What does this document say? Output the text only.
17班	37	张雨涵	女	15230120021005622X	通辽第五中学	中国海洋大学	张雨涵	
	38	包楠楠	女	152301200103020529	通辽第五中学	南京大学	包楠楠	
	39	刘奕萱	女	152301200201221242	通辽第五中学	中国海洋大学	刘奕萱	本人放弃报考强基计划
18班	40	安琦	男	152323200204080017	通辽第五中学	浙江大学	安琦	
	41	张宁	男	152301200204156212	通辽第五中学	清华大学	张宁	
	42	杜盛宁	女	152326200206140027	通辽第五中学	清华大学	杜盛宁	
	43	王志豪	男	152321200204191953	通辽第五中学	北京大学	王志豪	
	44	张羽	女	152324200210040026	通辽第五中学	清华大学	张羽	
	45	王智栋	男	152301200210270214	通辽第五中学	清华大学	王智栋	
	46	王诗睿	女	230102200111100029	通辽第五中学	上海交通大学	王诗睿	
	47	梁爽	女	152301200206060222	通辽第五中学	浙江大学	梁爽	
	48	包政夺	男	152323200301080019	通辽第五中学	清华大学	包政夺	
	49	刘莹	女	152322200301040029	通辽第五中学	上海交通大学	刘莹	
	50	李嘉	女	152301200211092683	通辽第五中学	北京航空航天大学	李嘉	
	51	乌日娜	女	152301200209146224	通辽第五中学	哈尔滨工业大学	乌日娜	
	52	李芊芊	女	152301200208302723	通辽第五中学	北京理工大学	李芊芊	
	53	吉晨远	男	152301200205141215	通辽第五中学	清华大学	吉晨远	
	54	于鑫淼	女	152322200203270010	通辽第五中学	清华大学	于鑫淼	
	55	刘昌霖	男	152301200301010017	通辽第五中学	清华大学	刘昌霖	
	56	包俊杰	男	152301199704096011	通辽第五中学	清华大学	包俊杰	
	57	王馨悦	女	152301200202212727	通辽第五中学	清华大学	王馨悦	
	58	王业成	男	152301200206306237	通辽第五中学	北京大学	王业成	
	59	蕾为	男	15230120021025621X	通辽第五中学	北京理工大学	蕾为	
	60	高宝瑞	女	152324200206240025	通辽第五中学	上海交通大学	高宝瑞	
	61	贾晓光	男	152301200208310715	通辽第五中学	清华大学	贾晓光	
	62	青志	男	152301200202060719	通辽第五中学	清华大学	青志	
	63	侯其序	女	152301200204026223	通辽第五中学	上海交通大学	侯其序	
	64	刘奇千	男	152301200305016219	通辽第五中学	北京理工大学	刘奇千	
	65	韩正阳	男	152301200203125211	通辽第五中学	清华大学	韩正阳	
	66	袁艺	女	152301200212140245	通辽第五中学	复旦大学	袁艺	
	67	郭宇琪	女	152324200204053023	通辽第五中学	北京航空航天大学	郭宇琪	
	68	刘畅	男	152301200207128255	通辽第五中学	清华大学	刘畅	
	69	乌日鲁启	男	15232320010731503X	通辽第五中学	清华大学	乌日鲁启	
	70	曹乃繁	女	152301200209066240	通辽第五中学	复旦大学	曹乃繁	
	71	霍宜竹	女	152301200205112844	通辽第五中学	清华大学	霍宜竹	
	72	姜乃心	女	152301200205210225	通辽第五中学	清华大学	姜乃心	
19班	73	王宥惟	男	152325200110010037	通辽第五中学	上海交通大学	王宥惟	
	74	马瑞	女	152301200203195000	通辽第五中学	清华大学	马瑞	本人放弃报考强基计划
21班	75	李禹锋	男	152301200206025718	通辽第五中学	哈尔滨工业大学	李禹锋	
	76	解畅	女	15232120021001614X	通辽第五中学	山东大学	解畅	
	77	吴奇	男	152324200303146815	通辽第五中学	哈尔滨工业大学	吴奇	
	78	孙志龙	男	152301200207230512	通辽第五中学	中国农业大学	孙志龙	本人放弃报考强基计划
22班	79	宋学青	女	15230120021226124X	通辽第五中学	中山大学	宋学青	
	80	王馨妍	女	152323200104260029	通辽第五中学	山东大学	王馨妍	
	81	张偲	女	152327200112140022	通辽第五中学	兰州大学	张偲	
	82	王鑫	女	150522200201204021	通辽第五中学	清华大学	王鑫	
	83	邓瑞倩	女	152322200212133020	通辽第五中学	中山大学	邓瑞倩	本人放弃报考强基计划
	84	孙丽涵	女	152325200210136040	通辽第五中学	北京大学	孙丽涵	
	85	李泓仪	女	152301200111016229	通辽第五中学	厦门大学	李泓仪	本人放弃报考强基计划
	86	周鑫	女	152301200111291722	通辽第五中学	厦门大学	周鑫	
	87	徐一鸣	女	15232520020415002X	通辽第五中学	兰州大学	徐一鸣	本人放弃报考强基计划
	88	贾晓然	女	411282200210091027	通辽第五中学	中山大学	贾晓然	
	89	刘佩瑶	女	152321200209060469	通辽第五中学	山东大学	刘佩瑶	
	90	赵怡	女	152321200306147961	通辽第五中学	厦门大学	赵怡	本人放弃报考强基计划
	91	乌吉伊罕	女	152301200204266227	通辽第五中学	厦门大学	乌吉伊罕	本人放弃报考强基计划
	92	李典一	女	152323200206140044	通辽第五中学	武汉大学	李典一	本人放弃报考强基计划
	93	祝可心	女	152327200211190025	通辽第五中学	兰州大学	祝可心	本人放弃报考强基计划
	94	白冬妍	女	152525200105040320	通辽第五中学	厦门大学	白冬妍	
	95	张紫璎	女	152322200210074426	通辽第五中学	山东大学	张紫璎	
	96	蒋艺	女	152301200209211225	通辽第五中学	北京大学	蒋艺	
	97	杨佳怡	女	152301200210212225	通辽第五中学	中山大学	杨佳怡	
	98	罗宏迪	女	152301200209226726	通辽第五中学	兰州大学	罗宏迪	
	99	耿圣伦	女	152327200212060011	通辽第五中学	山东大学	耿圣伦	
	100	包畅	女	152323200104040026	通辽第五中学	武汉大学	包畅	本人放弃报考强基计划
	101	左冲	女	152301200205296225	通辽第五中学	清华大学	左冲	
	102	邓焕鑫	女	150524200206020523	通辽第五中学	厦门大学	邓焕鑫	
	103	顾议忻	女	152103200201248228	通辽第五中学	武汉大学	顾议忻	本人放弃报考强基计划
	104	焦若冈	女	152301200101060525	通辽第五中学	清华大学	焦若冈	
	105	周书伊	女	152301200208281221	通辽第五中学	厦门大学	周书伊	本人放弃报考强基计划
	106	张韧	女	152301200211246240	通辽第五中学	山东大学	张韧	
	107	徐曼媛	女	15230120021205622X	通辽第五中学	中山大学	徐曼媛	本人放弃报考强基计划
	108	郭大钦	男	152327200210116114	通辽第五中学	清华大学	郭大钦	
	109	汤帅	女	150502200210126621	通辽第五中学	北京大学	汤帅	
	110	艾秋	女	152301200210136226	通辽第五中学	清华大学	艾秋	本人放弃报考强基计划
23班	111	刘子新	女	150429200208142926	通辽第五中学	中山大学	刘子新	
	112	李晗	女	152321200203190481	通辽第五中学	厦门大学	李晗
══════
GOAL OF THE EXERCISE: Find the word "复旦大学" in the data and show each line that holds it.

OUTPUT OF THE TASK:
	66	袁艺	女	152301200212140245	通辽第五中学	复旦大学	袁艺	
	70	曹乃繁	女	152301200209066240	通辽第五中学	复旦大学	曹乃繁	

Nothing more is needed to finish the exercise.